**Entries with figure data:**
▬▬▬▬▬▬▬▬▬▬
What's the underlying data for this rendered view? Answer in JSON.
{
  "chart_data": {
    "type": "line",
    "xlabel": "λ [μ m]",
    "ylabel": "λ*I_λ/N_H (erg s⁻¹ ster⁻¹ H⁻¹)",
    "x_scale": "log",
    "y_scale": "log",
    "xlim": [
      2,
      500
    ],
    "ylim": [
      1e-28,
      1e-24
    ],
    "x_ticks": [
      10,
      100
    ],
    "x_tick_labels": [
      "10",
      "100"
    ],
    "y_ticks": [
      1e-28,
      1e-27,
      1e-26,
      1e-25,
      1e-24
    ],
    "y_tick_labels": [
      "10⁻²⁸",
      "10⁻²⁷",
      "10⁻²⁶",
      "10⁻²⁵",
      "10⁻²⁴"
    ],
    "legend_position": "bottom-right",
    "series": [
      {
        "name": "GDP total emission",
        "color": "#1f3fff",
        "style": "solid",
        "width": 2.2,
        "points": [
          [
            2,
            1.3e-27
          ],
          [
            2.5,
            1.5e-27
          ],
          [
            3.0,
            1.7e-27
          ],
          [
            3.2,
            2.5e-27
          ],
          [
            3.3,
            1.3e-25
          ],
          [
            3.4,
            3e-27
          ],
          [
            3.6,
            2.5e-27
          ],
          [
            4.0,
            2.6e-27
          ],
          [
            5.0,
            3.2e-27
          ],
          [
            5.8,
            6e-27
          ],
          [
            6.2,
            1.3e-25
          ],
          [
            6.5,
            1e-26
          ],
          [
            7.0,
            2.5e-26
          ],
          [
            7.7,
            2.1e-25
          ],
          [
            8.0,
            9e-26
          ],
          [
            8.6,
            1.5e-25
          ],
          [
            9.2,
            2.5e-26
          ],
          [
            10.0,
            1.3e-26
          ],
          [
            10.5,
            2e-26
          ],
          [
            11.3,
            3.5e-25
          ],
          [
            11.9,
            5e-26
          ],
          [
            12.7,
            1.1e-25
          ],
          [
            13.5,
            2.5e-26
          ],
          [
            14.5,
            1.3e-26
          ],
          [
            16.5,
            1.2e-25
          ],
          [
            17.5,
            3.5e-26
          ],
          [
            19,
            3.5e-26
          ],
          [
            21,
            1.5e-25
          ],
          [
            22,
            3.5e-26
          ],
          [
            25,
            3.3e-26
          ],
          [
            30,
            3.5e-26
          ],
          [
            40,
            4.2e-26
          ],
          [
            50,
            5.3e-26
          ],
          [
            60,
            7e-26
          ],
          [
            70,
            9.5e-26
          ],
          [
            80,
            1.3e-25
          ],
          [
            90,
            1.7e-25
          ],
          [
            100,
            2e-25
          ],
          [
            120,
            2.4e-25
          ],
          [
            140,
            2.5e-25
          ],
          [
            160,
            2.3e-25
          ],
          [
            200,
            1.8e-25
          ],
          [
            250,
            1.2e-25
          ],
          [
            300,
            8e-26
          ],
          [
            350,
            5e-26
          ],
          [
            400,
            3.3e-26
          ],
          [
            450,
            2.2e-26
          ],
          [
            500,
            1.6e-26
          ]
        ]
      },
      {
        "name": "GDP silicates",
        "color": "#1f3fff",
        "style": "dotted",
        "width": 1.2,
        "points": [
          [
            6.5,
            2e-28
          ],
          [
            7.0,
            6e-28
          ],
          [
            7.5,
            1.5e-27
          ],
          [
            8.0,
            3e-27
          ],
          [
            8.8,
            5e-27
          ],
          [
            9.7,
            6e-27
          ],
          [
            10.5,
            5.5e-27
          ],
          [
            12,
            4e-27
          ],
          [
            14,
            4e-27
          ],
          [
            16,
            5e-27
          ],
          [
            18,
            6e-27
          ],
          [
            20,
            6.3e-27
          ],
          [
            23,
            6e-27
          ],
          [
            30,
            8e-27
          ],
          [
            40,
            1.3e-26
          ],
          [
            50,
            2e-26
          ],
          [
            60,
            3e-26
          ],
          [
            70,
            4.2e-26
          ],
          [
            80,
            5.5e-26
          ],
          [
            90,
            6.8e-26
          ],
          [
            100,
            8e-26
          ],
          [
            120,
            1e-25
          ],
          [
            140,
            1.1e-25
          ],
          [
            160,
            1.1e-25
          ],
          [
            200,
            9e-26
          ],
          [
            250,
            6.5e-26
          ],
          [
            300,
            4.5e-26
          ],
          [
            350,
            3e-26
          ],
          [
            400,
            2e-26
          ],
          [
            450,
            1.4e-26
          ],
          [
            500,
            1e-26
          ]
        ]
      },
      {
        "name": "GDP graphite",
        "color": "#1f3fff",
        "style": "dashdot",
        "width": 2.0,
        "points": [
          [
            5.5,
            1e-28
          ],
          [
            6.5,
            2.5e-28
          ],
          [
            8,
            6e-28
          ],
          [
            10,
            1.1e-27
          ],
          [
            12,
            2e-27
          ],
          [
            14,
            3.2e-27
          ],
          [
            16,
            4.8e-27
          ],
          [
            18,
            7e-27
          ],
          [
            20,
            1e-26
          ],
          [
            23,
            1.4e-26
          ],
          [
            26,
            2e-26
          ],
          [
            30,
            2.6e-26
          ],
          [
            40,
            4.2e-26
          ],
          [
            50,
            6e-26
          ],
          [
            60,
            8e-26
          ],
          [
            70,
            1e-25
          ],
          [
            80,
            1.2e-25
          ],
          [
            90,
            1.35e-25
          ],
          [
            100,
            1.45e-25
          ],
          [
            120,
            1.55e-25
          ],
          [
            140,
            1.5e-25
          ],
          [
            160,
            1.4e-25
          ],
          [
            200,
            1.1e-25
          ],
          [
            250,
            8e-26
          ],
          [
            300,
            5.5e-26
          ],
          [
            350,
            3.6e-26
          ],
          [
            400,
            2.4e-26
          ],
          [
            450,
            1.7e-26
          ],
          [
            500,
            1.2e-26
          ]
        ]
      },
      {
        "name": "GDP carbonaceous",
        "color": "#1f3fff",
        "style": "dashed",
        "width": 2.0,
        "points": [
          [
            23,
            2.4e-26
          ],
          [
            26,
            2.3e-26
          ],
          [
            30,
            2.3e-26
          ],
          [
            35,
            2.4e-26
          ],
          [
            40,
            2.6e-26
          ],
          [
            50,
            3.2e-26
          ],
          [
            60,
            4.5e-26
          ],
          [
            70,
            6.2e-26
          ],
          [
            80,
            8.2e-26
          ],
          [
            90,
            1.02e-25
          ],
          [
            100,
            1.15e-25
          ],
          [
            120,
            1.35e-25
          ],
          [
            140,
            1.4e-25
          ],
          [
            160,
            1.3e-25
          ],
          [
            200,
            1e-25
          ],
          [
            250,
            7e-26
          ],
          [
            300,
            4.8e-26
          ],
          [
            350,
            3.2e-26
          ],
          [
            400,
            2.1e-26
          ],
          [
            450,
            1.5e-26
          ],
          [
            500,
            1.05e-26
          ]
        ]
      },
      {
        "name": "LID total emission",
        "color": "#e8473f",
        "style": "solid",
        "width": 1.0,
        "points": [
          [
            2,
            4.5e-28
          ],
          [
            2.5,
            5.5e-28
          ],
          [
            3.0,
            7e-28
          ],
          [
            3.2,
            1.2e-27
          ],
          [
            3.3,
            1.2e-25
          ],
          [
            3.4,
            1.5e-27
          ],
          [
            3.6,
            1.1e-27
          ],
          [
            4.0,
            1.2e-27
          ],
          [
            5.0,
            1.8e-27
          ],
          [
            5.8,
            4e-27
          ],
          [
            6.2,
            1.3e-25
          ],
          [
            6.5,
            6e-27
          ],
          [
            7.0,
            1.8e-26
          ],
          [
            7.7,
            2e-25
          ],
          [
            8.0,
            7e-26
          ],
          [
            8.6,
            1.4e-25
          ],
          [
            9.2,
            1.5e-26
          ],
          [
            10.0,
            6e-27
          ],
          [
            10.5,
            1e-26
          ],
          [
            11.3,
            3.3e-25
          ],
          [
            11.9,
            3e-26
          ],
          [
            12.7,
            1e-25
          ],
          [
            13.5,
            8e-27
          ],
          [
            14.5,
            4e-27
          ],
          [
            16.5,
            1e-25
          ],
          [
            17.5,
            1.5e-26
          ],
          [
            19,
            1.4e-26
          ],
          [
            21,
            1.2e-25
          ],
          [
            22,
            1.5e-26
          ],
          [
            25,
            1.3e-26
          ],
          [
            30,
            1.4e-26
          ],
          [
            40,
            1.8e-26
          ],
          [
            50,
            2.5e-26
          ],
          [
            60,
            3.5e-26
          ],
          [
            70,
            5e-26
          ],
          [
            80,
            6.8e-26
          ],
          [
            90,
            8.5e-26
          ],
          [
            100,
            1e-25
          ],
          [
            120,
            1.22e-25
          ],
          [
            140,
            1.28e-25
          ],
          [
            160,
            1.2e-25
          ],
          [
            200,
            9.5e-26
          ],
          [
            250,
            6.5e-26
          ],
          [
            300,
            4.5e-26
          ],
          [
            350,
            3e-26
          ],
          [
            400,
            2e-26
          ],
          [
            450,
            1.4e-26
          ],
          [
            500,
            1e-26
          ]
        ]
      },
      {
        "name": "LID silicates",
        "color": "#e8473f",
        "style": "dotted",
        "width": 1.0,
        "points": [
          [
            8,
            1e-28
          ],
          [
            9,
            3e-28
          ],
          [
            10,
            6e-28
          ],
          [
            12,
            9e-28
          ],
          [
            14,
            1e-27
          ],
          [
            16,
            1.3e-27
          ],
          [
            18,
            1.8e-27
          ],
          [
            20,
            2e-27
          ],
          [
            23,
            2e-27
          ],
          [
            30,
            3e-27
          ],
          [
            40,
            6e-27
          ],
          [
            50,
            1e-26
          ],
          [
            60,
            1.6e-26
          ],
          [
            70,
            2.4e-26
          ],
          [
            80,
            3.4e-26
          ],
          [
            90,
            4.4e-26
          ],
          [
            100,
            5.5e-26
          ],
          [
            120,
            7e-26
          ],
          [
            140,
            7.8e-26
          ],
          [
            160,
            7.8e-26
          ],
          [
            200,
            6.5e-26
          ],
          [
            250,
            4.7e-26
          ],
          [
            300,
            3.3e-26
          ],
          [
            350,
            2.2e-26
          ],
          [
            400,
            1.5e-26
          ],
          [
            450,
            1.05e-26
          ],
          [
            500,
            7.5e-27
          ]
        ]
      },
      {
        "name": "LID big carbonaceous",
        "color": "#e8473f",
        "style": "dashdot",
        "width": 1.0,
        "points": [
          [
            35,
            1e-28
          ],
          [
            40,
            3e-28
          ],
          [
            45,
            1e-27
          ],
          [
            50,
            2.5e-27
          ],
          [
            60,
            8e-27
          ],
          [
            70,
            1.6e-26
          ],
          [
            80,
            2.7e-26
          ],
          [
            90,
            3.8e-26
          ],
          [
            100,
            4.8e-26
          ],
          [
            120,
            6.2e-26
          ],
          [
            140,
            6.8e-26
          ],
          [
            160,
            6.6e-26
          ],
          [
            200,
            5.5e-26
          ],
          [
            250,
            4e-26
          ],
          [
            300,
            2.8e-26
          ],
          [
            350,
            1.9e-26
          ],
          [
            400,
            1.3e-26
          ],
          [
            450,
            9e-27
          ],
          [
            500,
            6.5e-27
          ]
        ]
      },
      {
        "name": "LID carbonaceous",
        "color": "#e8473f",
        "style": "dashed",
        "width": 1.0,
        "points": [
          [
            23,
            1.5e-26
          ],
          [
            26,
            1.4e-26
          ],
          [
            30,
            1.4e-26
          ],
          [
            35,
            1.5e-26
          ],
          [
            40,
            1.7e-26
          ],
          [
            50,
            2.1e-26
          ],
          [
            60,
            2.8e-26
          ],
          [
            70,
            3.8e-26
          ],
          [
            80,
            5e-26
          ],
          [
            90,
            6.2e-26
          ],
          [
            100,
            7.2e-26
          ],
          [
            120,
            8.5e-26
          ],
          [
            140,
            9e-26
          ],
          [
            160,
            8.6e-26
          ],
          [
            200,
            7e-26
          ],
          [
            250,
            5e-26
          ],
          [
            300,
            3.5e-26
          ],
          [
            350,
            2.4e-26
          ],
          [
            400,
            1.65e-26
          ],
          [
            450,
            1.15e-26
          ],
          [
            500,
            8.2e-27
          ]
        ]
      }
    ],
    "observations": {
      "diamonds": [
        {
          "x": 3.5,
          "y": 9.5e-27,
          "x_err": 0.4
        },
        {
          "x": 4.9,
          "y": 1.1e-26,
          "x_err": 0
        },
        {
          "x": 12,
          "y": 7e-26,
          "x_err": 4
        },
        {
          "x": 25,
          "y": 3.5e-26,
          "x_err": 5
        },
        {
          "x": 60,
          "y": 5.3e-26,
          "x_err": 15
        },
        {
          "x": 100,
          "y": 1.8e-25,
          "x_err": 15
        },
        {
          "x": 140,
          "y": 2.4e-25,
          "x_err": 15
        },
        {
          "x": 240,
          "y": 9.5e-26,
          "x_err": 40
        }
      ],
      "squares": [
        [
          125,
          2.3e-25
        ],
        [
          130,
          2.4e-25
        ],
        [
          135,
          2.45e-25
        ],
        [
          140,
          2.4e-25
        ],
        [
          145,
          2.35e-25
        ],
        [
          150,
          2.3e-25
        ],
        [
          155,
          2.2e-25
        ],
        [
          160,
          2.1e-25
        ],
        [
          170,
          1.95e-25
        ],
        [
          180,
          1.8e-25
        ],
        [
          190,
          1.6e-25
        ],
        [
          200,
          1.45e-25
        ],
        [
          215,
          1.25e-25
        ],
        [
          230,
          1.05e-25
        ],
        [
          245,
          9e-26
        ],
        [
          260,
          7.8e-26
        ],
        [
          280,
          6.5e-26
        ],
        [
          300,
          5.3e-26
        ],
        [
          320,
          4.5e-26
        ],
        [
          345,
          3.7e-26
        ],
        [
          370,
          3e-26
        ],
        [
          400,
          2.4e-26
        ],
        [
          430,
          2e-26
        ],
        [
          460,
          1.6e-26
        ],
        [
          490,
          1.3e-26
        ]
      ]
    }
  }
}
▬▬▬▬▬▬▬▬▬▬
**Goal:** Search the records for the word "emission" and copy every line where it occurs.

**Final answer:**
        "name": "GDP total emission",
        "name": "LID total emission",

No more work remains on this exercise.